SET TASK: From the entries that follow, extract each line holding the string "JSON".

══ INPUT RECORDS ══

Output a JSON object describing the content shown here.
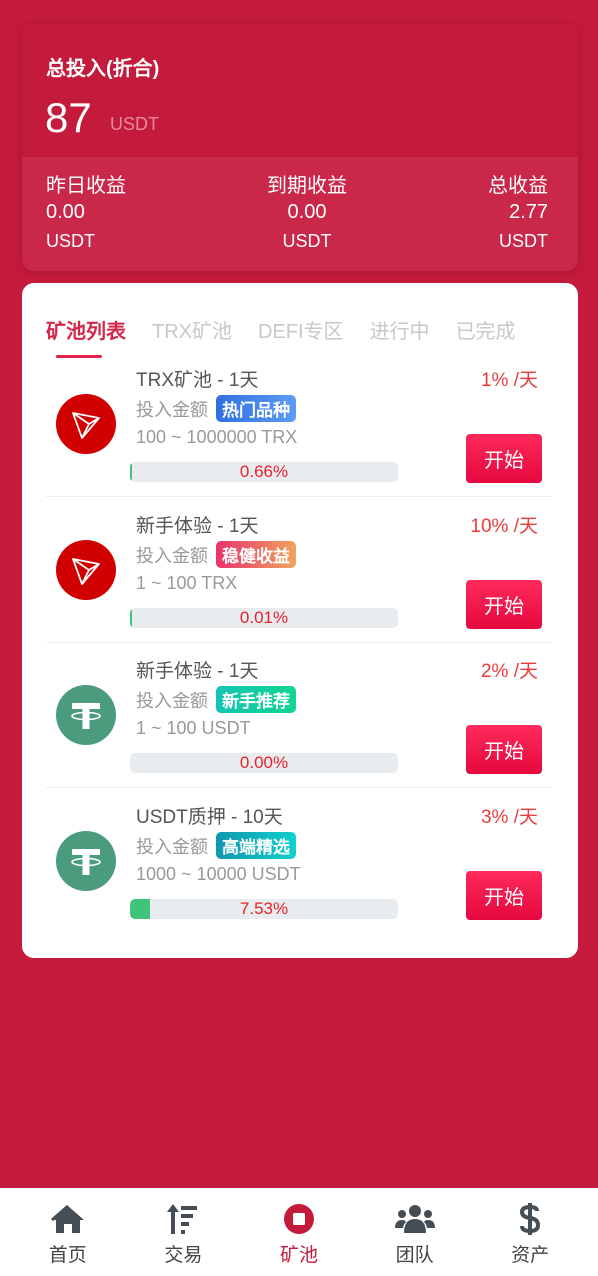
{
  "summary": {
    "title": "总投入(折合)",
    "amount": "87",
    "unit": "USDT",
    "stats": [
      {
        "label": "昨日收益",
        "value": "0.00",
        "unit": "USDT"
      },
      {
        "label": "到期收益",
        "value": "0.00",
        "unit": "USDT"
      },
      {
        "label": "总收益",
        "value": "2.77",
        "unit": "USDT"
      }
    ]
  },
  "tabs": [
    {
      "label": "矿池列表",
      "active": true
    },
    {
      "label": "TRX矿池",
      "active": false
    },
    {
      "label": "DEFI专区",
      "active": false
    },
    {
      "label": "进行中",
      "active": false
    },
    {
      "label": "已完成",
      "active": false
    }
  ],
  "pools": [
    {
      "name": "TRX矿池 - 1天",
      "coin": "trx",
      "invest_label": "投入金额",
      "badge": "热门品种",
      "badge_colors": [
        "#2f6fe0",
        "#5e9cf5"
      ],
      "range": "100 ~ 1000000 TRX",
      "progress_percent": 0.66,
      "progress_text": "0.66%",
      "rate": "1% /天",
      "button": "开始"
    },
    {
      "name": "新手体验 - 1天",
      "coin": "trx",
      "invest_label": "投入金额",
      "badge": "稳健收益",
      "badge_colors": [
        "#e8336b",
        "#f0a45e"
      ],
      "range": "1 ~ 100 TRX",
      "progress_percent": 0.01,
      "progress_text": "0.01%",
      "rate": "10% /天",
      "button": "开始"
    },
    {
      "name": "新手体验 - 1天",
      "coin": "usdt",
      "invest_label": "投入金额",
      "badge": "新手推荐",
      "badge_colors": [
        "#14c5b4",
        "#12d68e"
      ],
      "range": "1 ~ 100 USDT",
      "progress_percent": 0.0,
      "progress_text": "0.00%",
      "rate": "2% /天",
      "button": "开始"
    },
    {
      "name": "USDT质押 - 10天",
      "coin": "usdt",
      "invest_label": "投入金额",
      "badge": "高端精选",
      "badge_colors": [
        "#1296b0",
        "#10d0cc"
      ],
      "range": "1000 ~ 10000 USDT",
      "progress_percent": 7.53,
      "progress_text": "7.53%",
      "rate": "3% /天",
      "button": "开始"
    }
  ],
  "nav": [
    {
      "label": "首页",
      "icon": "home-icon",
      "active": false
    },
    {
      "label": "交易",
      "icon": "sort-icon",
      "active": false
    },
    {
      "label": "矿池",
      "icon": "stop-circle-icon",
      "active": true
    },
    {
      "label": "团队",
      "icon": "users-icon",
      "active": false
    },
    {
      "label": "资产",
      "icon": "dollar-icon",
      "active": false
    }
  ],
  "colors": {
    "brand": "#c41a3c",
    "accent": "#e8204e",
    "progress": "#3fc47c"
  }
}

═══
══ INPUT RECORDS ══

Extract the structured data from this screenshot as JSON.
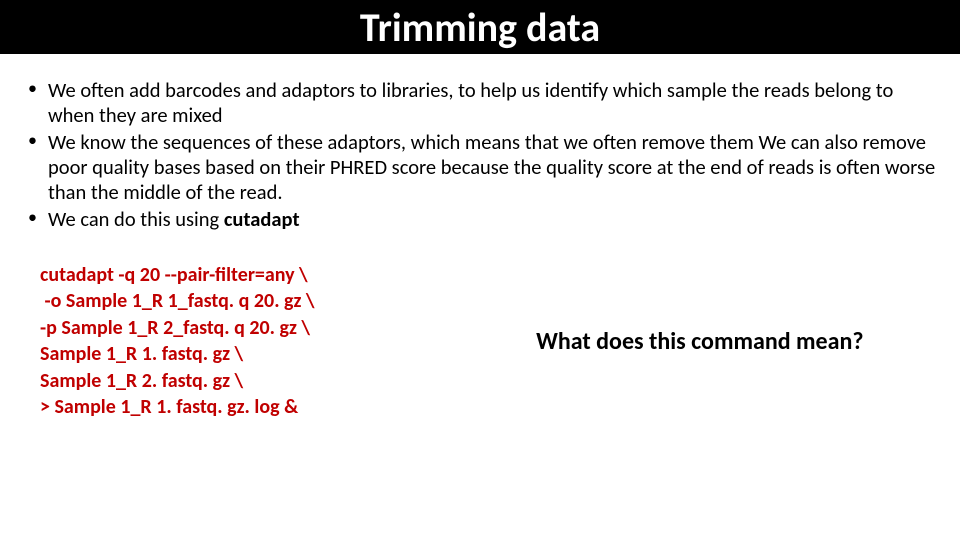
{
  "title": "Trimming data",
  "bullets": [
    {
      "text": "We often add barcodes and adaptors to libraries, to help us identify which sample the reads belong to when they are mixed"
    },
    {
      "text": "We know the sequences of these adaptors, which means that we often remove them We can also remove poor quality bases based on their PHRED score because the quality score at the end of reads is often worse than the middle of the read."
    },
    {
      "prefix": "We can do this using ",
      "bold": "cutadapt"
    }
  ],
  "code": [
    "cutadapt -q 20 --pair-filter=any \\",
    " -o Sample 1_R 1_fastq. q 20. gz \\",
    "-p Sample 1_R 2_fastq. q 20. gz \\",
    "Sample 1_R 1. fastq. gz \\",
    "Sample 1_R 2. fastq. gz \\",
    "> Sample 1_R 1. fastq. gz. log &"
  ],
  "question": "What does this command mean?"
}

═══

SOLUTION:
Output a JSON object describing the content shown here.
Extract the structured data from this screenshot as JSON.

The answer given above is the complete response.